**WHAT THE TASK ASKS**
Revise the listing below by replacing "bounding boxes" with "box coordinates" and leaving everything else unchanged. Omit the pictures from your output.

**DATA SUPPLIED**
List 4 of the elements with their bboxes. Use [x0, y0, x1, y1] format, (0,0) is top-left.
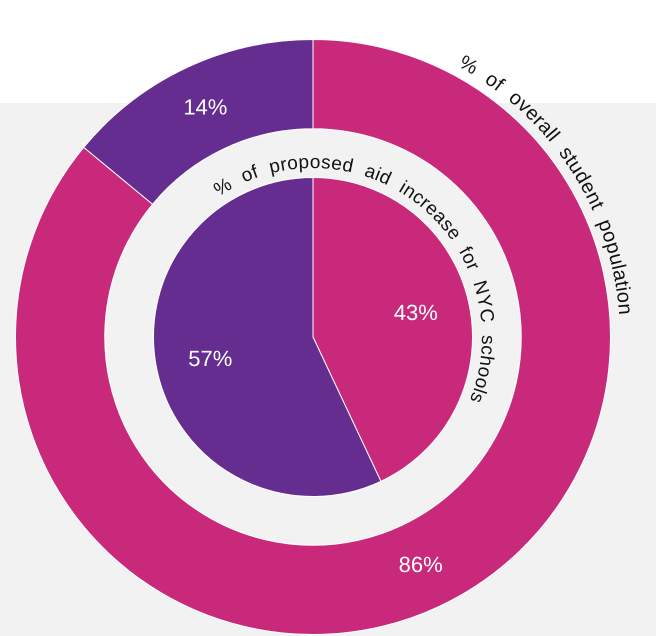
- data-label: 57%: [188, 346, 232, 372]
- data-label: 43%: [394, 300, 438, 326]
- data-label: 14%: [183, 94, 228, 120]
- data-label: 86%: [398, 552, 443, 577]
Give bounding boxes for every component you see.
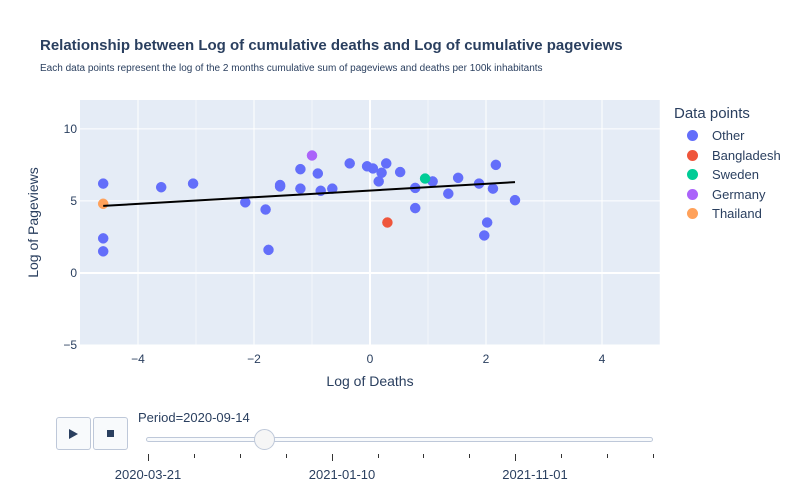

**RESULT BELOW**
List 4 of the elements with their bboxes. Use [x0, y0, x1, y1] format, (0,0) is top-left.
- data-label: 57%: [188, 346, 232, 372]
- data-label: 43%: [394, 300, 438, 326]
- data-label: 14%: [183, 94, 228, 120]
- data-label: 86%: [398, 552, 443, 577]
Give box coordinates for every component you see.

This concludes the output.